### Problem details
Copy out the rows below character for character, from the very first one through the line that contains "point-plus-b (767, 1494, 821, 1549)", with both ends included.

-- start --

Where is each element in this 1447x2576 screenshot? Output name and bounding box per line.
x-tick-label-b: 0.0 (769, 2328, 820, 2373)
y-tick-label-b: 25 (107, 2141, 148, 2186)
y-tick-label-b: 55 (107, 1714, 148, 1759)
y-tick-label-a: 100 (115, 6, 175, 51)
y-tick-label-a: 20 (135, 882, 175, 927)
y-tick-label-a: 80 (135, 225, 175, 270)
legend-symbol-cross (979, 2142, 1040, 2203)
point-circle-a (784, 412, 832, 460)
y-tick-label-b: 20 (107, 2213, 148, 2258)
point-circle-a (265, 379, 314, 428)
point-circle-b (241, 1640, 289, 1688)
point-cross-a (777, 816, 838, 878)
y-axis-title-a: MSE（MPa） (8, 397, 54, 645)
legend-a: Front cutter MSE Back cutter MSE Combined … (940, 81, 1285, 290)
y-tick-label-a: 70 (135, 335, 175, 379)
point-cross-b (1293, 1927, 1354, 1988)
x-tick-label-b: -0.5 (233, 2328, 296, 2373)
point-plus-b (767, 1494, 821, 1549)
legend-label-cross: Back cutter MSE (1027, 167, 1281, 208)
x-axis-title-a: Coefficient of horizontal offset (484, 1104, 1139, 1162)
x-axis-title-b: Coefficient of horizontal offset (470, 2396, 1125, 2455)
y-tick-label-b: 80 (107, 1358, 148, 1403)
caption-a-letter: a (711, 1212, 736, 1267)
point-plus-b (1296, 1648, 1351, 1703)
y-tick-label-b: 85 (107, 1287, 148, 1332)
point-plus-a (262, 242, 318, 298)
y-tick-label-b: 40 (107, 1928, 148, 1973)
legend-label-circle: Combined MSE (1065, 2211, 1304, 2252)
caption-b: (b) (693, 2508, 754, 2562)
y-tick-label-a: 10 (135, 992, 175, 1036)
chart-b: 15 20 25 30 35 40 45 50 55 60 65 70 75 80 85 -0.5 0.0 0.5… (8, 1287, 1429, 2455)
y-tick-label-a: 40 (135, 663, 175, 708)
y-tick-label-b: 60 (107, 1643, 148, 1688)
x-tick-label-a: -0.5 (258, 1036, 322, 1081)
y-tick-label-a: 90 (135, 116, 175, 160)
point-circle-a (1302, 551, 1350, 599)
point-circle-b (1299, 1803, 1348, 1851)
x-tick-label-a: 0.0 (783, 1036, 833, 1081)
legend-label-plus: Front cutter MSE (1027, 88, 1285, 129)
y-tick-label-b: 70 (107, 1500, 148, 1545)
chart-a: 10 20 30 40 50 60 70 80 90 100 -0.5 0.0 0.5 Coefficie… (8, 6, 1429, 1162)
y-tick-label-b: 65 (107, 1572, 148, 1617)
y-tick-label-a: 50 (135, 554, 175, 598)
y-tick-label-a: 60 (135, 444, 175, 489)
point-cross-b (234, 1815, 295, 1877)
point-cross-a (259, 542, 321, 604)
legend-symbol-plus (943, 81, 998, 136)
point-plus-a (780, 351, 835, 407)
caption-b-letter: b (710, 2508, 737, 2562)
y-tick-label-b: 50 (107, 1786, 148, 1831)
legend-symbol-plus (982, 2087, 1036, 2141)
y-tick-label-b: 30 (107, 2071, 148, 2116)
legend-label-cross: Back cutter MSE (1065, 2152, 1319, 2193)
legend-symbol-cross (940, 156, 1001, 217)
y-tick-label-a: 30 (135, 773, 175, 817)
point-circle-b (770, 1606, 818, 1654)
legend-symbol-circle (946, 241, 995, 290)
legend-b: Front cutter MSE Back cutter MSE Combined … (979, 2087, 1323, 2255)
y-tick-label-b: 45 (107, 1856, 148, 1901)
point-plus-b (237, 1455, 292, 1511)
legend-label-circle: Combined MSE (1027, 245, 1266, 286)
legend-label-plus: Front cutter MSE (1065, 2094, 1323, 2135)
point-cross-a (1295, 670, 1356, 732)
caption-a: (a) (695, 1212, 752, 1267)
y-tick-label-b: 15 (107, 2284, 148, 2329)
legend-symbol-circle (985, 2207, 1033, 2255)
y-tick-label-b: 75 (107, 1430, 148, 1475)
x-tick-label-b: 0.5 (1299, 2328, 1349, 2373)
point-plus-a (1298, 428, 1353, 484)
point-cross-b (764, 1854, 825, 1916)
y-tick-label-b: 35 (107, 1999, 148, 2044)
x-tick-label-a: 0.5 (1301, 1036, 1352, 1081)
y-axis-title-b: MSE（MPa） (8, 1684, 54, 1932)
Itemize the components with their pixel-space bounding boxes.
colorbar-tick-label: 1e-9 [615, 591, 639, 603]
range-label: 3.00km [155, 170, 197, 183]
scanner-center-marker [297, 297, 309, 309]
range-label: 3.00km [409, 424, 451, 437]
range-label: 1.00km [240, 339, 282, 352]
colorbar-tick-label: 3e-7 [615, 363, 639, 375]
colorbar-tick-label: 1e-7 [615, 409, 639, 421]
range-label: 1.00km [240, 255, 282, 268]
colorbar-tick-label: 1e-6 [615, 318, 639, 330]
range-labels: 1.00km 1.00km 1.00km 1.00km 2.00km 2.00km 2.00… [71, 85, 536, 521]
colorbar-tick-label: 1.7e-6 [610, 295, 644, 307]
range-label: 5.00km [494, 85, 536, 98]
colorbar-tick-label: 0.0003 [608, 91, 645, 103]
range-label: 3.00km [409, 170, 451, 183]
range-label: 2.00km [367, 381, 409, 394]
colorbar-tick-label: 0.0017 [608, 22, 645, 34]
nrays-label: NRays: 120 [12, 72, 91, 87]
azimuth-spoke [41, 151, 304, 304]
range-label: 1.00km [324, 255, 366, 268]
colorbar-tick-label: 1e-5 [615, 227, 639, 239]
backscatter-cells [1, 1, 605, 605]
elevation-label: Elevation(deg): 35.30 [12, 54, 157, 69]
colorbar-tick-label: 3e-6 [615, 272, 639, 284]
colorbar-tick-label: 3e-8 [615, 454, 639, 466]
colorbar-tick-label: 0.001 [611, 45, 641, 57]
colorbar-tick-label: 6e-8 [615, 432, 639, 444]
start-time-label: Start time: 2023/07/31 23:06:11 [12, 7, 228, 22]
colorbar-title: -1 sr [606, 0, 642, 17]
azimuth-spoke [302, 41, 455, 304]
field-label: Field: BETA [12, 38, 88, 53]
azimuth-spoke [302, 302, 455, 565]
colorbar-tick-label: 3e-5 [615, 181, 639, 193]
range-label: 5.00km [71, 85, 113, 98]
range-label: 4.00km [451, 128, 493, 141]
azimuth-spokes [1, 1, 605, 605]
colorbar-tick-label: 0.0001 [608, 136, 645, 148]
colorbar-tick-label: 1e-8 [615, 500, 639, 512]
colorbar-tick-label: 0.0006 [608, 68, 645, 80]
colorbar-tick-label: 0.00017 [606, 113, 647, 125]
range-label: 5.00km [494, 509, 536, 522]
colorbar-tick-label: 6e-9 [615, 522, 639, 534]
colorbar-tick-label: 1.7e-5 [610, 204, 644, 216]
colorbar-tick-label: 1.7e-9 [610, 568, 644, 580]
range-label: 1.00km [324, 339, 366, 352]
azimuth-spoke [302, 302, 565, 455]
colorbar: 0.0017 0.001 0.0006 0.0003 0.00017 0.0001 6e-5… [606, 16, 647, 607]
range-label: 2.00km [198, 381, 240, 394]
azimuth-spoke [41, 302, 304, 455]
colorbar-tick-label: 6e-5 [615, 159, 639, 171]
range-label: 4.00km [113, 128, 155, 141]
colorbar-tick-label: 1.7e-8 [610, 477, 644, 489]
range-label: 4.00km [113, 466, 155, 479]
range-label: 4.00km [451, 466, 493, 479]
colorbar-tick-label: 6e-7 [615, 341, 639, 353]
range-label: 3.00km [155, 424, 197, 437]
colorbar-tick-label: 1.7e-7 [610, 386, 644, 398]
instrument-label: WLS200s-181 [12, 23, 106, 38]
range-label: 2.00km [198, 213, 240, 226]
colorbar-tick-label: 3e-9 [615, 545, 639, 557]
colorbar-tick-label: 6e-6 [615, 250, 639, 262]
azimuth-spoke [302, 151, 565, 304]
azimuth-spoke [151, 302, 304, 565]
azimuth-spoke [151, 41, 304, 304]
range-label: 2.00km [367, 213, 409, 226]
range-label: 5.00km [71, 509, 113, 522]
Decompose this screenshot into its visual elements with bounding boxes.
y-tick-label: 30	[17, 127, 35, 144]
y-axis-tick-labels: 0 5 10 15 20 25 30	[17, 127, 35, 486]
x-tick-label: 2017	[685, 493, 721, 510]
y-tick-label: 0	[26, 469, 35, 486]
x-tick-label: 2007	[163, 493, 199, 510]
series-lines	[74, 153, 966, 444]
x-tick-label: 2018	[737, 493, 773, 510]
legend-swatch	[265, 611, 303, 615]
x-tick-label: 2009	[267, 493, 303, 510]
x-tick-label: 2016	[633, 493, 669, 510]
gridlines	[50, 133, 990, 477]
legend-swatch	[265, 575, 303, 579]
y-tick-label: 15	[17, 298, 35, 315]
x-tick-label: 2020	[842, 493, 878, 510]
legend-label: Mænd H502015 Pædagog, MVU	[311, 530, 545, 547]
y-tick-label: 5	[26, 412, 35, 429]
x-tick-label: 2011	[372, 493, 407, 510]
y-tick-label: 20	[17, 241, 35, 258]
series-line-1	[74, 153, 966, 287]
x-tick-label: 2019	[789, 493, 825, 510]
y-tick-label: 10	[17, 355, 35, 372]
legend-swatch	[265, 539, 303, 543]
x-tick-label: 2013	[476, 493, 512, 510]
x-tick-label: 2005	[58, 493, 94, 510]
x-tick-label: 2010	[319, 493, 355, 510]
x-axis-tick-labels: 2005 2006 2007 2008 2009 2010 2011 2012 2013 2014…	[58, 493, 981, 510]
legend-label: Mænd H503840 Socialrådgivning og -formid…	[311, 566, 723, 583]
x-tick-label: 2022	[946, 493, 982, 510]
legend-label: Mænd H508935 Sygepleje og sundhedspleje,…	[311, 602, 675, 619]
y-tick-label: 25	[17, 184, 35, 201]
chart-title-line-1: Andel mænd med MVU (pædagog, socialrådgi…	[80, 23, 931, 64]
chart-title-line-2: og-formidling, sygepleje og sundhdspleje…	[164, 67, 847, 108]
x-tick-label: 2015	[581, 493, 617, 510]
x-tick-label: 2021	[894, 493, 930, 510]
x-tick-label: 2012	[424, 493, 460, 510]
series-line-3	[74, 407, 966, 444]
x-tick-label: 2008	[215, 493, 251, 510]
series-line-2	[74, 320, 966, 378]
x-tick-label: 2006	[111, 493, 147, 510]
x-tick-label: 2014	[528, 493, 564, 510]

-- end --

### Expected answer
Where is each element in this 1447x2576 screenshot? Output name and bounding box per line.
x-tick-label-b: 0.0 (769, 2328, 820, 2373)
y-tick-label-b: 25 (107, 2141, 148, 2186)
y-tick-label-b: 55 (107, 1714, 148, 1759)
y-tick-label-a: 100 (115, 6, 175, 51)
y-tick-label-a: 20 (135, 882, 175, 927)
y-tick-label-a: 80 (135, 225, 175, 270)
legend-symbol-cross (979, 2142, 1040, 2203)
point-circle-a (784, 412, 832, 460)
y-tick-label-b: 20 (107, 2213, 148, 2258)
point-circle-a (265, 379, 314, 428)
point-circle-b (241, 1640, 289, 1688)
point-cross-a (777, 816, 838, 878)
y-axis-title-a: MSE（MPa） (8, 397, 54, 645)
legend-a: Front cutter MSE Back cutter MSE Combined … (940, 81, 1285, 290)
y-tick-label-a: 70 (135, 335, 175, 379)
point-cross-b (1293, 1927, 1354, 1988)
x-tick-label-b: -0.5 (233, 2328, 296, 2373)
point-plus-b (767, 1494, 821, 1549)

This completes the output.